PROBLEM TO WORK ON>
Tally the lines holding "Больница" and state only that figure.

--- Begin ---

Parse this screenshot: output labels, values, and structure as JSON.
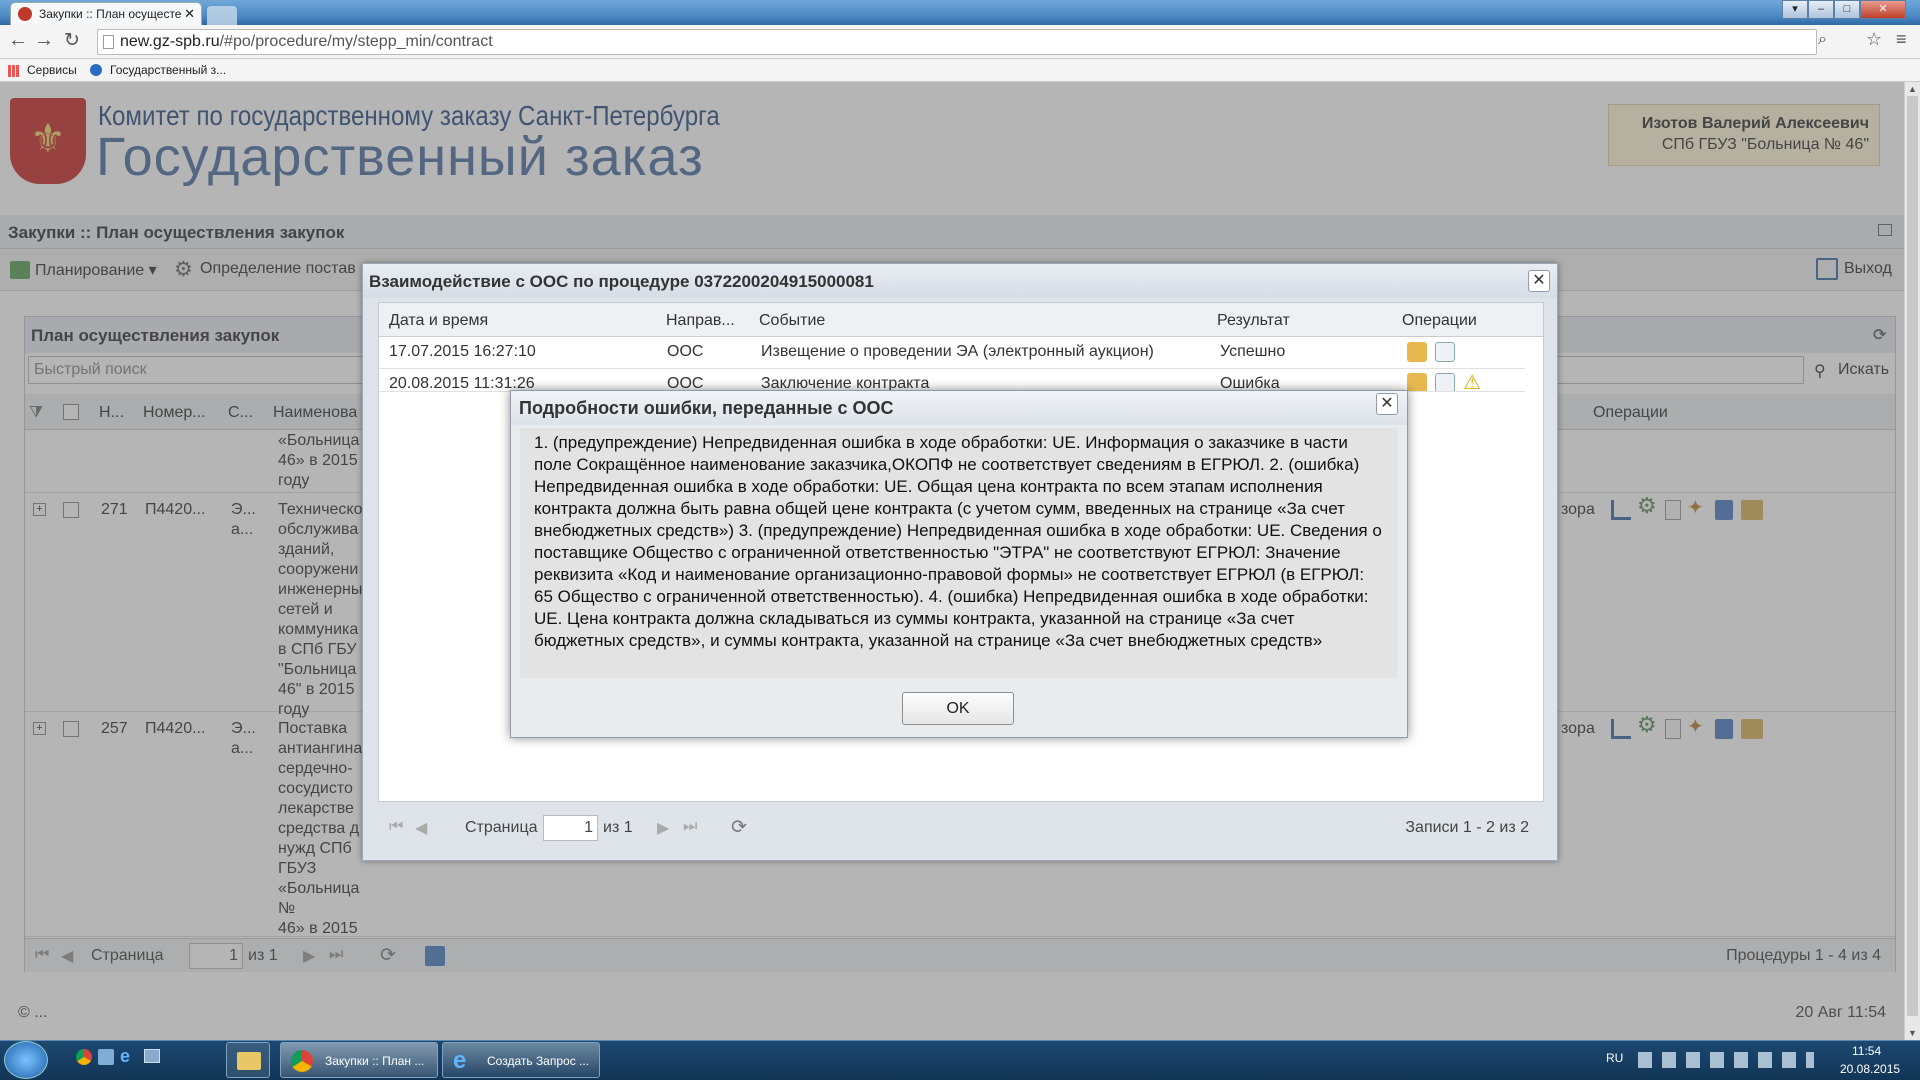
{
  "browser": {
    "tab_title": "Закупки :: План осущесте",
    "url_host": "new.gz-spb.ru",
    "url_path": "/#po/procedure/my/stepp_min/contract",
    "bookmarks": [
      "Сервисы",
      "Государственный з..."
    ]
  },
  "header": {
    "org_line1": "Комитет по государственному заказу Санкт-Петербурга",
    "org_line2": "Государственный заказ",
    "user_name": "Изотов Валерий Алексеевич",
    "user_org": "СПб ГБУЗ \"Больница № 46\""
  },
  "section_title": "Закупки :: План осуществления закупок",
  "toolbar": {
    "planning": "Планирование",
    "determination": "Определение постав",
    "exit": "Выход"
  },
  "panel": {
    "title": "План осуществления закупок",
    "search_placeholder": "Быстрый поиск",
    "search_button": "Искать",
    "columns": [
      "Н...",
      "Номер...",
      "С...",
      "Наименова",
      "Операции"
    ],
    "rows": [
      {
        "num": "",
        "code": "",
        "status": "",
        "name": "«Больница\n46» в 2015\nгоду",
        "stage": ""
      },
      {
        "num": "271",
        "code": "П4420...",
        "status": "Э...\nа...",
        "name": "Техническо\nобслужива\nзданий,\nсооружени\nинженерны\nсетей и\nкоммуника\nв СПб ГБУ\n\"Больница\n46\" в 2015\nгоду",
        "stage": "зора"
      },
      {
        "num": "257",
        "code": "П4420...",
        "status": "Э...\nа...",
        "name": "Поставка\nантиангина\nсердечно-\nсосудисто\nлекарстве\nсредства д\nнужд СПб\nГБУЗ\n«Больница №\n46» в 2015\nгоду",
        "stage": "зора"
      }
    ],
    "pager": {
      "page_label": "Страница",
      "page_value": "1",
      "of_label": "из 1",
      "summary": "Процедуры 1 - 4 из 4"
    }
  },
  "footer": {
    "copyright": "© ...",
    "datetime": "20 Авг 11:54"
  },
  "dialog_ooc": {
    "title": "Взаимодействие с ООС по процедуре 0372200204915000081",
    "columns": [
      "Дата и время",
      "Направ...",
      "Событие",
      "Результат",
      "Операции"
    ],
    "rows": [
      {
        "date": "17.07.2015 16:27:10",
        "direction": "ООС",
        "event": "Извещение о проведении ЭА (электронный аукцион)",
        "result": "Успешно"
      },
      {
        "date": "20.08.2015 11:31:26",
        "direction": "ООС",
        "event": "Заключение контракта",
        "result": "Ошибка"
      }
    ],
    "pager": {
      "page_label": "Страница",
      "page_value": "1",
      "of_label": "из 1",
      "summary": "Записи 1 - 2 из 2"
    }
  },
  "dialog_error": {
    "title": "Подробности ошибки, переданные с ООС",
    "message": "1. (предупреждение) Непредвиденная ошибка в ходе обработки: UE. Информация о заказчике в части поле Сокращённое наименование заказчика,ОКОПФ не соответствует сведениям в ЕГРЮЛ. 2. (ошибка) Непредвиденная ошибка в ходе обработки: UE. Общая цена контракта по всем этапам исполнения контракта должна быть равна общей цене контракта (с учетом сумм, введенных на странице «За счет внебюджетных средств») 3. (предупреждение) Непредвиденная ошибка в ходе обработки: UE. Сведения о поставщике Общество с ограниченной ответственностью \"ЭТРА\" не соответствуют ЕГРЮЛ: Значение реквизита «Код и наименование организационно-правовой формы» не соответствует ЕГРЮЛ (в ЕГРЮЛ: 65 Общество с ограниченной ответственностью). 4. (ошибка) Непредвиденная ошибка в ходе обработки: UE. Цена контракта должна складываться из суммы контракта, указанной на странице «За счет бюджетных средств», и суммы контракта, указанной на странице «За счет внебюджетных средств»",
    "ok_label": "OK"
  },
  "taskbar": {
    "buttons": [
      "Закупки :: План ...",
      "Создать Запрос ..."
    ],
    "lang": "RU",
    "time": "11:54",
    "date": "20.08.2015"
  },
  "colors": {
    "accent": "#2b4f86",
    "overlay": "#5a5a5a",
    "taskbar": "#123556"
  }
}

--- End ---
--- Begin ---

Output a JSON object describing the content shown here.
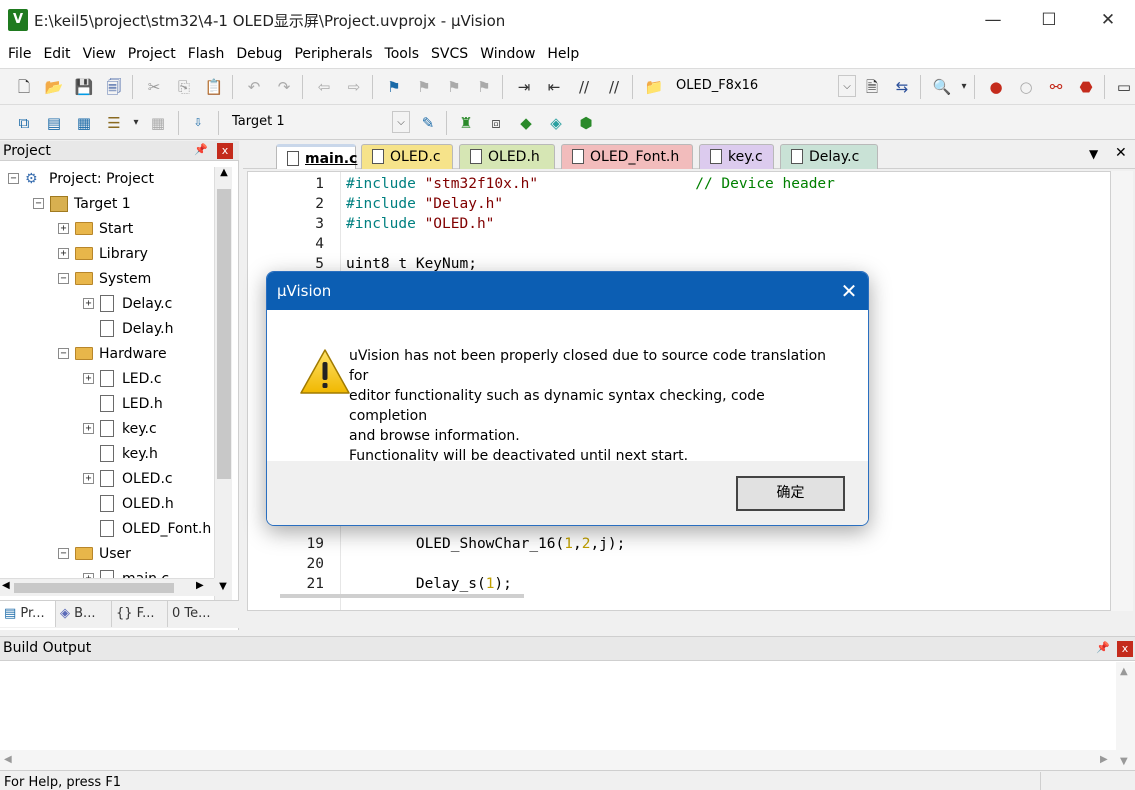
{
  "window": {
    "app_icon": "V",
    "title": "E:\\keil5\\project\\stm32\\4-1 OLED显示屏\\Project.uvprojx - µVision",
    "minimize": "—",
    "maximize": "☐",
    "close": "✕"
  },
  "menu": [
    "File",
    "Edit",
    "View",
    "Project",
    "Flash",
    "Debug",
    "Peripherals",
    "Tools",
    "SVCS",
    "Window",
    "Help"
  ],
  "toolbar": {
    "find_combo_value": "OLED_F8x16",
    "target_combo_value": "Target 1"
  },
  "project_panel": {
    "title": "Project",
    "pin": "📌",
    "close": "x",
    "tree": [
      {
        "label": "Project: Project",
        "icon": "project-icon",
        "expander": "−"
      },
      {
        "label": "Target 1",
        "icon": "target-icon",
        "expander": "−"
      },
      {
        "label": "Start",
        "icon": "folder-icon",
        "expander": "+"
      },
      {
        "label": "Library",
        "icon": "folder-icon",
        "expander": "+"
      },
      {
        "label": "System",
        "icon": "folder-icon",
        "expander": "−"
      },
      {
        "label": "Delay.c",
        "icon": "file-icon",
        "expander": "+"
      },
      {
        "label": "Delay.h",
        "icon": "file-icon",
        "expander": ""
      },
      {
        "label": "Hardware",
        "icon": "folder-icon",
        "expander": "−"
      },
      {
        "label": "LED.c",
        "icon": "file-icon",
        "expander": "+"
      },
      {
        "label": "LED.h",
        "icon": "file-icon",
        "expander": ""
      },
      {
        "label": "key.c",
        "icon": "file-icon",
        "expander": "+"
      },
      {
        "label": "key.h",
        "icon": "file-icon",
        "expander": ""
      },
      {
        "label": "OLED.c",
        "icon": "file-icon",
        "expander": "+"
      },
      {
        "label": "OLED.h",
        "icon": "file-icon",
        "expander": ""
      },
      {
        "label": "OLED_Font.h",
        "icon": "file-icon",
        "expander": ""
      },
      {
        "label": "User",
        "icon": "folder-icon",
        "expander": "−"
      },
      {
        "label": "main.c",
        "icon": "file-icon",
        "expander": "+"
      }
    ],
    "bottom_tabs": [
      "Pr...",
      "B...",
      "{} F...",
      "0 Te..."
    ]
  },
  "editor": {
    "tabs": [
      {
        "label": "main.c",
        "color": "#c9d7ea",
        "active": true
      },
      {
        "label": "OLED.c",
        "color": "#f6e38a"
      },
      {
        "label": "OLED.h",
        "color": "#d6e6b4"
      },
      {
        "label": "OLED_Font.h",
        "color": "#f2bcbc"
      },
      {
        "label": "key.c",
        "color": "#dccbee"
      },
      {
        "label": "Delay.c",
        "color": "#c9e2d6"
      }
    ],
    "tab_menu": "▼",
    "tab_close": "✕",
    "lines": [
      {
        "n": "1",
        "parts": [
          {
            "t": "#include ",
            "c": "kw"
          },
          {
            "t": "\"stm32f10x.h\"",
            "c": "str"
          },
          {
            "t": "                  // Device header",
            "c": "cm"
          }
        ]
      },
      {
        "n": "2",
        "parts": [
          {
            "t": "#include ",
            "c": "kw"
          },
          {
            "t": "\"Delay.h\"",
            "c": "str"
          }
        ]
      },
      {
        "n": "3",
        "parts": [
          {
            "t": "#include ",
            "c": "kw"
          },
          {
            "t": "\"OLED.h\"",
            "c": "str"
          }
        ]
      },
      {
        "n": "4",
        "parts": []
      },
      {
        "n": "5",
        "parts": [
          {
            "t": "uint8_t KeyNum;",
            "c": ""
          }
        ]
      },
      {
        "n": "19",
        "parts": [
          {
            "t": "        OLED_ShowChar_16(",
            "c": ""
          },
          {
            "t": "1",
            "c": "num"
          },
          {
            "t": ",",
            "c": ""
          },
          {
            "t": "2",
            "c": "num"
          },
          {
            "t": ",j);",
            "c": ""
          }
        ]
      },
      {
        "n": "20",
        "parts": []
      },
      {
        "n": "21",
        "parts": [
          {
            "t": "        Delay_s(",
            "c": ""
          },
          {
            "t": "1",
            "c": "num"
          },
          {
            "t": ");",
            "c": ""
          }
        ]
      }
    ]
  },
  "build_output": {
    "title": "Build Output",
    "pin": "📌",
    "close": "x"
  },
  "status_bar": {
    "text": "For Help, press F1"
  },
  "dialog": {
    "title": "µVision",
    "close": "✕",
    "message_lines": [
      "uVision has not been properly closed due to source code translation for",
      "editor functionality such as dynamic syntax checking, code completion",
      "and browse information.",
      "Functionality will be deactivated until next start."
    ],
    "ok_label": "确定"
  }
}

--- End ---

FINAL RESULT>
4